### TO BE DONE
Retype all material exactly. Pictures stay out of the copy.

Data entries:

━━━━

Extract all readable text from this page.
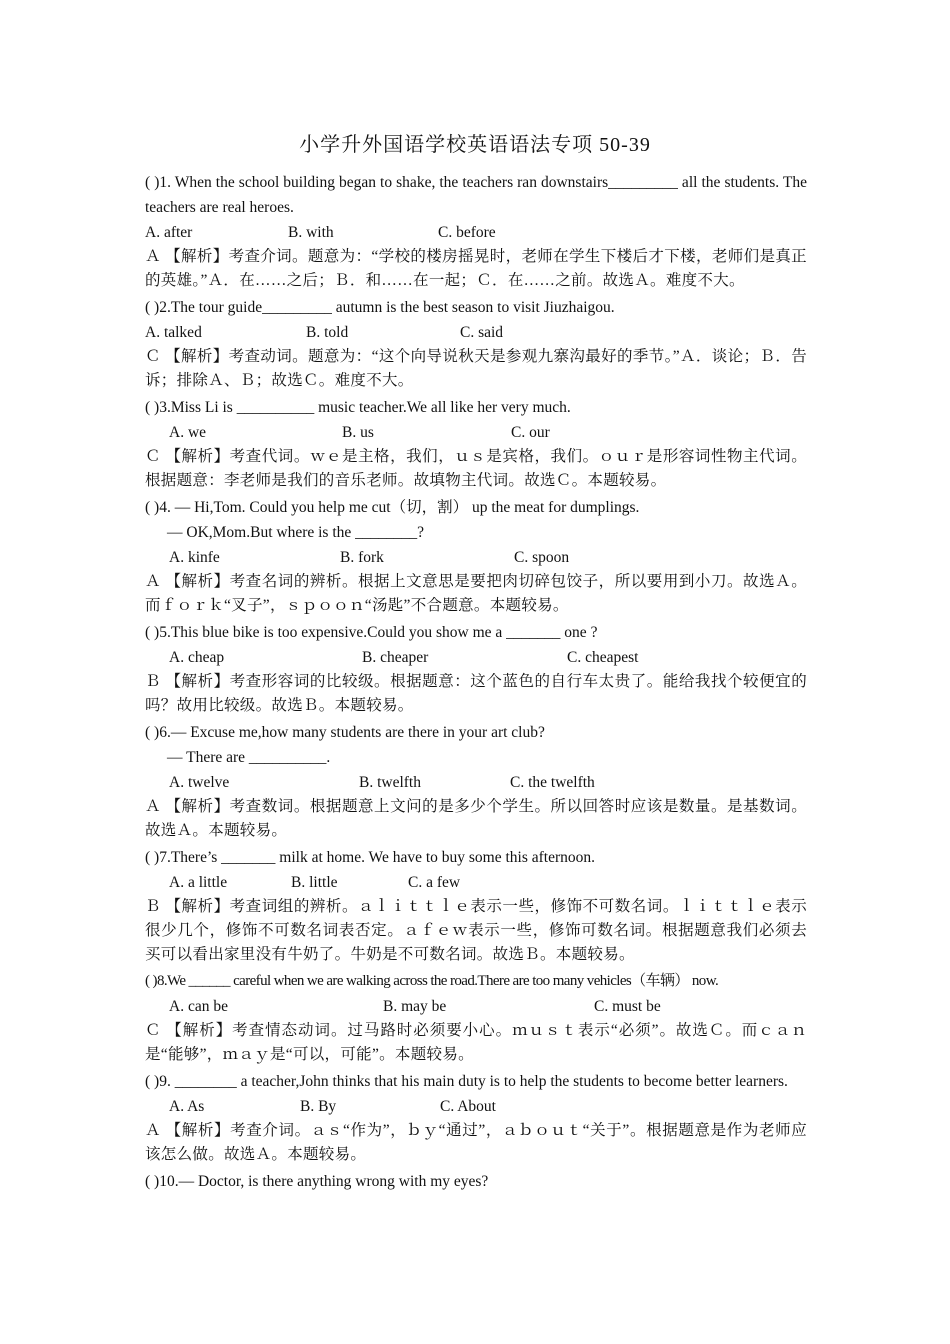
小学升外国语学校英语语法专项 50-39

( )1. When the school building began to shake, the teachers ran downstairs_________ all the students. The teachers are real heroes.

A. after	B. with	C. before

Ａ 【解析】考查介词。题意为：“学校的楼房摇晃时，老师在学生下楼后才下楼，老师们是真正的英雄。”Ａ．在……之后；Ｂ．和……在一起；Ｃ．在……之前。故选Ａ。难度不大。

( )2.The tour guide_________ autumn is the best season to visit Jiuzhaigou.

A. talked	B. told	C. said

Ｃ 【解析】考查动词。题意为：“这个向导说秋天是参观九寨沟最好的季节。”Ａ．谈论；Ｂ．告诉；排除Ａ、Ｂ；故选Ｃ。难度不大。

( )3.Miss Li is __________ music teacher.We all like her very much.

A. we	B. us	C. our

Ｃ 【解析】考查代词。ｗｅ是主格，我们，ｕｓ是宾格，我们。ｏｕｒ是形容词性物主代词。根据题意：李老师是我们的音乐老师。故填物主代词。故选Ｃ。本题较易。

( )4. — Hi,Tom. Could you help me cut（切，割） up the meat for dumplings.

— OK,Mom.But where is the ________?

A. kinfe	B. fork	C. spoon

Ａ 【解析】考查名词的辨析。根据上文意思是要把肉切碎包饺子，所以要用到小刀。故选Ａ。而ｆｏｒｋ“叉子”，ｓｐｏｏｎ“汤匙”不合题意。本题较易。

( )5.This blue bike is too expensive.Could you show me a _______ one ?

A. cheap	B. cheaper	C. cheapest

Ｂ 【解析】考查形容词的比较级。根据题意：这个蓝色的自行车太贵了。能给我找个较便宜的吗？故用比较级。故选Ｂ。本题较易。

( )6.— Excuse me,how many students are there in your art club?

— There are __________.

A. twelve	B. twelfth	C. the twelfth

Ａ 【解析】考查数词。根据题意上文问的是多少个学生。所以回答时应该是数量。是基数词。故选Ａ。本题较易。

( )7.There’s _______ milk at home. We have to buy some this afternoon.

A. a little	B. little	C. a few

Ｂ 【解析】考查词组的辨析。ａｌｉｔｔｌｅ表示一些，修饰不可数名词。ｌｉｔｔｌｅ表示很少几个，修饰不可数名词表否定。ａｆｅｗ表示一些，修饰可数名词。根据题意我们必须去买可以看出家里没有牛奶了。牛奶是不可数名词。故选Ｂ。本题较易。

( )8.We ______ careful when we are walking across the road.There are too many vehicles（车辆） now.

A. can be	B. may be	C. must be

Ｃ 【解析】考查情态动词。过马路时必须要小心。ｍｕｓｔ表示“必须”。故选Ｃ。而ｃａｎ是“能够”，ｍａｙ是“可以，可能”。本题较易。

( )9. ________ a teacher,John thinks that his main duty is to help the students to become better learners.

A. As	B. By	C. About

Ａ 【解析】考查介词。ａｓ“作为”，ｂｙ“通过”，ａｂｏｕｔ“关于”。根据题意是作为老师应该怎么做。故选Ａ。本题较易。

( )10.— Doctor, is there anything wrong with my eyes?
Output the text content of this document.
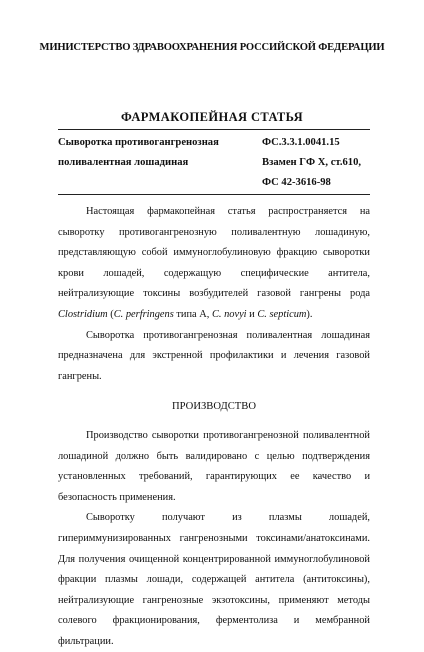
МИНИСТЕРСТВО ЗДРАВООХРАНЕНИЯ РОССИЙСКОЙ ФЕДЕРАЦИИ
ФАРМАКОПЕЙНАЯ СТАТЬЯ
Сыворотка противогангренозная
поливалентная лошадиная
ФС.3.3.1.0041.15
Взамен ГФ X, ст.610,
ФС 42-3616-98

Настоящая фармакопейная статья распространяется на сыворотку противогангренозную поливалентную лошадиную, представляющую собой иммуноглобулиновую фракцию сыворотки крови лошадей, содержащую специфические антитела, нейтрализующие токсины возбудителей газовой гангрены рода Clostridium (C. perfringens типа А, C. novyi и C. septicum).

Сыворотка противогангренозная поливалентная лошадиная предназначена для экстренной профилактики и лечения газовой гангрены.

ПРОИЗВОДСТВО

Производство сыворотки противогангренозной поливалентной лошадиной должно быть валидировано с целью подтверждения установленных требований, гарантирующих ее качество и безопасность применения.

Сыворотку получают из плазмы лошадей, гипериммунизированных гангренозными токсинами/анатоксинами. Для получения очищенной концентрированной иммуноглобулиновой фракции плазмы лошади, содержащей антитела (антитоксины), нейтрализующие гангренозные экзотоксины, применяют методы солевого фракционирования, ферментолиза и мембранной фильтрации.
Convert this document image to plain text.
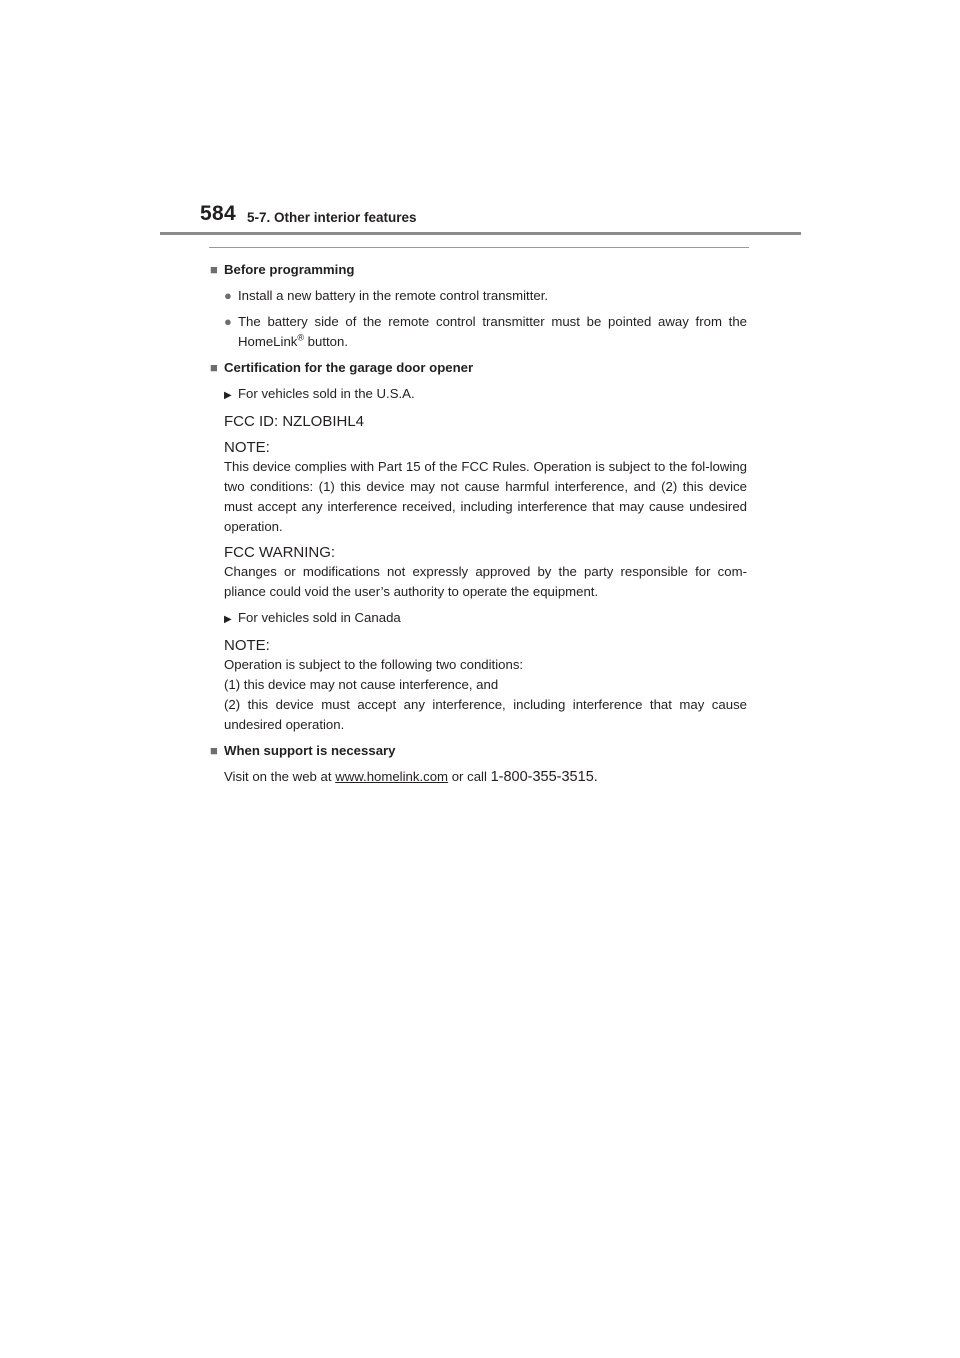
584 5-7. Other interior features
■ Before programming
● Install a new battery in the remote control transmitter.
● The battery side of the remote control transmitter must be pointed away from the HomeLink® button.
■ Certification for the garage door opener
▶ For vehicles sold in the U.S.A.
FCC ID: NZLOBIHL4
NOTE:
This device complies with Part 15 of the FCC Rules. Operation is subject to the fol-lowing two conditions: (1) this device may not cause harmful interference, and (2) this device must accept any interference received, including interference that may cause undesired operation.
FCC WARNING:
Changes or modifications not expressly approved by the party responsible for com-pliance could void the user’s authority to operate the equipment.
▶ For vehicles sold in Canada
NOTE:
Operation is subject to the following two conditions:
(1) this device may not cause interference, and
(2) this device must accept any interference, including interference that may cause undesired operation.
■ When support is necessary
Visit on the web at www.homelink.com or call 1-800-355-3515.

━━━━

### RESPONSE
Extract all readable text from this page.
小学升外国语学校英语语法专项 50-39

( )1. When the school building began to shake, the teachers ran downstairs_________ all the students. The teachers are real heroes.

A. after	B. with	C. before

Ａ 【解析】考查介词。题意为：“学校的楼房摇晃时，老师在学生下楼后才下楼，老师们是真正的英雄。”Ａ．在……之后；Ｂ．和……在一起；Ｃ．在……之前。故选Ａ。难度不大。

( )2.The tour guide_________ autumn is the best season to visit Jiuzhaigou.

A. talked	B. told	C. said

Ｃ 【解析】考查动词。题意为：“这个向导说秋天是参观九寨沟最好的季节。”Ａ．谈论；Ｂ．告诉；排除Ａ、Ｂ；故选Ｃ。难度不大。

( )3.Miss Li is __________ music teacher.We all like her very much.

A. we	B. us	C. our

Ｃ 【解析】考查代词。ｗｅ是主格，我们，ｕｓ是宾格，我们。ｏｕｒ是形容词性物主代词。根据题意：李老师是我们的音乐老师。故填物主代词。故选Ｃ。本题较易。

( )4. — Hi,Tom. Could you help me cut（切，割） up the meat for dumplings.

— OK,Mom.But where is the ________?

A. kinfe	B. fork	C. spoon

Ａ 【解析】考查名词的辨析。根据上文意思是要把肉切碎包饺子，所以要用到小刀。故选Ａ。而ｆｏｒｋ“叉子”，ｓｐｏｏｎ“汤匙”不合题意。本题较易。

( )5.This blue bike is too expensive.Could you show me a _______ one ?

A. cheap	B. cheaper	C. cheapest

Ｂ 【解析】考查形容词的比较级。根据题意：这个蓝色的自行车太贵了。能给我找个较便宜的吗？故用比较级。故选Ｂ。本题较易。

( )6.— Excuse me,how many students are there in your art club?

— There are __________.

A. twelve	B. twelfth	C. the twelfth

Ａ 【解析】考查数词。根据题意上文问的是多少个学生。所以回答时应该是数量。是基数词。故选Ａ。本题较易。

( )7.There’s _______ milk at home. We have to buy some this afternoon.

A. a little	B. little	C. a few

Ｂ 【解析】考查词组的辨析。ａｌｉｔｔｌｅ表示一些，修饰不可数名词。ｌｉｔｔｌｅ表示很少几个，修饰不可数名词表否定。ａｆｅｗ表示一些，修饰可数名词。根据题意我们必须去买可以看出家里没有牛奶了。牛奶是不可数名词。故选Ｂ。本题较易。

( )8.We ______ careful when we are walking across the road.There are too many vehicles（车辆） now.

A. can be	B. may be	C. must be

Ｃ 【解析】考查情态动词。过马路时必须要小心。ｍｕｓｔ表示“必须”。故选Ｃ。而ｃａｎ是“能够”，ｍａｙ是“可以，可能”。本题较易。

( )9. ________ a teacher,John thinks that his main duty is to help the students to become better learners.

A. As	B. By	C. About

Ａ 【解析】考查介词。ａｓ“作为”，ｂｙ“通过”，ａｂｏｕｔ“关于”。根据题意是作为老师应该怎么做。故选Ａ。本题较易。

( )10.— Doctor, is there anything wrong with my eyes?
Output the text content of this document.
МИНИСТЕРСТВО ЗДРАВООХРАНЕНИЯ РОССИЙСКОЙ ФЕДЕРАЦИИ
ФАРМАКОПЕЙНАЯ СТАТЬЯ
Сыворотка противогангренозная
поливалентная лошадиная
ФС.3.3.1.0041.15
Взамен ГФ X, ст.610,
ФС 42-3616-98

Настоящая фармакопейная статья распространяется на сыворотку противогангренозную поливалентную лошадиную, представляющую собой иммуноглобулиновую фракцию сыворотки крови лошадей, содержащую специфические антитела, нейтрализующие токсины возбудителей газовой гангрены рода Clostridium (C. perfringens типа А, C. novyi и C. septicum).

Сыворотка противогангренозная поливалентная лошадиная предназначена для экстренной профилактики и лечения газовой гангрены.

ПРОИЗВОДСТВО

Производство сыворотки противогангренозной поливалентной лошадиной должно быть валидировано с целью подтверждения установленных требований, гарантирующих ее качество и безопасность применения.

Сыворотку получают из плазмы лошадей, гипериммунизированных гангренозными токсинами/анатоксинами. Для получения очищенной концентрированной иммуноглобулиновой фракции плазмы лошади, содержащей антитела (антитоксины), нейтрализующие гангренозные экзотоксины, применяют методы солевого фракционирования, ферментолиза и мембранной фильтрации.
Convert this document image to plain text.
584 5-7. Other interior features
■ Before programming
● Install a new battery in the remote control transmitter.
● The battery side of the remote control transmitter must be pointed away from the HomeLink® button.
■ Certification for the garage door opener
▶ For vehicles sold in the U.S.A.
FCC ID: NZLOBIHL4
NOTE:
This device complies with Part 15 of the FCC Rules. Operation is subject to the fol-lowing two conditions: (1) this device may not cause harmful interference, and (2) this device must accept any interference received, including interference that may cause undesired operation.
FCC WARNING:
Changes or modifications not expressly approved by the party responsible for com-pliance could void the user’s authority to operate the equipment.
▶ For vehicles sold in Canada
NOTE:
Operation is subject to the following two conditions:
(1) this device may not cause interference, and
(2) this device must accept any interference, including interference that may cause undesired operation.
■ When support is necessary
Visit on the web at www.homelink.com or call 1-800-355-3515.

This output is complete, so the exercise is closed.